Look at the entries below and reproduce them exactly.

-- start --

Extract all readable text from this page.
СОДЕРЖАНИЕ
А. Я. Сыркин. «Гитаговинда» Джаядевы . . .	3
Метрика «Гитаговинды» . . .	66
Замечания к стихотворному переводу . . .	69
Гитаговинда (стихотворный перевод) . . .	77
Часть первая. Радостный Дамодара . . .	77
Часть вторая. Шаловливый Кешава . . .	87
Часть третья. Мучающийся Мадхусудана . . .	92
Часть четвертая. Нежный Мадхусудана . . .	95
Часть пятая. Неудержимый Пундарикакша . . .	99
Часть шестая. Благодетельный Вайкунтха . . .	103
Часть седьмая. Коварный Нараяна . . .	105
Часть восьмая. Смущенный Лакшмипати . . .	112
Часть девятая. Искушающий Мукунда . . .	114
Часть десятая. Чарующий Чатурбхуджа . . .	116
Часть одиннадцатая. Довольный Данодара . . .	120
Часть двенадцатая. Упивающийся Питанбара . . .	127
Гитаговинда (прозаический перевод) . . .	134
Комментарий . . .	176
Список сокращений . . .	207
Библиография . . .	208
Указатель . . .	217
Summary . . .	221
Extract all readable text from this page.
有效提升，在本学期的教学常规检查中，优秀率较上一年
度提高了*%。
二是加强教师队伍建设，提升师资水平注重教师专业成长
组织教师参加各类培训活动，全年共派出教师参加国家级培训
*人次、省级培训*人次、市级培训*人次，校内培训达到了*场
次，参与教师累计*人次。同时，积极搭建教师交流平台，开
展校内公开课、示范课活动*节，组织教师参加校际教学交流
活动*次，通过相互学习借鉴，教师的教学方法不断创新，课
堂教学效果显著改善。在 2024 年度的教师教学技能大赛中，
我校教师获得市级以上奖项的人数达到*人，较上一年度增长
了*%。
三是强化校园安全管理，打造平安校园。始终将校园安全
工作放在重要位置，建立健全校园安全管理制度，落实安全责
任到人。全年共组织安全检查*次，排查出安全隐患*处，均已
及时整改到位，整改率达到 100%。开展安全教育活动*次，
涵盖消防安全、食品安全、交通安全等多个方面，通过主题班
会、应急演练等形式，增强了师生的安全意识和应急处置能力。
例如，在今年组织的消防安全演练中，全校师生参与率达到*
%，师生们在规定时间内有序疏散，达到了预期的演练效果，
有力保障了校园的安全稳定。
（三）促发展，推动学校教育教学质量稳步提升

-- end --

OUTPUT FOR THIS EXERCISE:
Extract all readable text from this page.
СОДЕРЖАНИЕ
А. Я. Сыркин. «Гитаговинда» Джаядевы . . .	3
Метрика «Гитаговинды» . . .	66
Замечания к стихотворному переводу . . .	69
Гитаговинда (стихотворный перевод) . . .	77
Часть первая. Радостный Дамодара . . .	77
Часть вторая. Шаловливый Кешава . . .	87
Часть третья. Мучающийся Мадхусудана . . .	92
Часть четвертая. Нежный Мадхусудана . . .	95
Часть пятая. Неудержимый Пундарикакша . . .	99
Часть шестая. Благодетельный Вайкунтха . . .	103
Часть седьмая. Коварный Нараяна . . .	105
Часть восьмая. Смущенный Лакшмипати . . .	112
Часть девятая. Искушающий Мукунда . . .	114
Часть десятая. Чарующий Чатурбхуджа . . .	116
Часть одиннадцатая. Довольный Данодара . . .	120
Часть двенадцатая. Упивающийся Питанбара . . .	127
Гитаговинда (прозаический перевод) . . .	134
Комментарий . . .	176
Список сокращений . . .	207
Библиография . . .	208
Указатель . . .	217
Summary . . .	221
Extract all readable text from this page.
有效提升，在本学期的教学常规检查中，优秀率较上一年
度提高了*%。
二是加强教师队伍建设，提升师资水平注重教师专业成长
组织教师参加各类培训活动，全年共派出教师参加国家级培训
*人次、省级培训*人次、市级培训*人次，校内培训达到了*场
次，参与教师累计*人次。同时，积极搭建教师交流平台，开
展校内公开课、示范课活动*节，组织教师参加校际教学交流
活动*次，通过相互学习借鉴，教师的教学方法不断创新，课
堂教学效果显著改善。在 2024 年度的教师教学技能大赛中，
我校教师获得市级以上奖项的人数达到*人，较上一年度增长
了*%。
三是强化校园安全管理，打造平安校园。始终将校园安全
工作放在重要位置，建立健全校园安全管理制度，落实安全责
任到人。全年共组织安全检查*次，排查出安全隐患*处，均已
及时整改到位，整改率达到 100%。开展安全教育活动*次，
涵盖消防安全、食品安全、交通安全等多个方面，通过主题班
会、应急演练等形式，增强了师生的安全意识和应急处置能力。
例如，在今年组织的消防安全演练中，全校师生参与率达到*
%，师生们在规定时间内有序疏散，达到了预期的演练效果，
有力保障了校园的安全稳定。
（三）促发展，推动学校教育教学质量稳步提升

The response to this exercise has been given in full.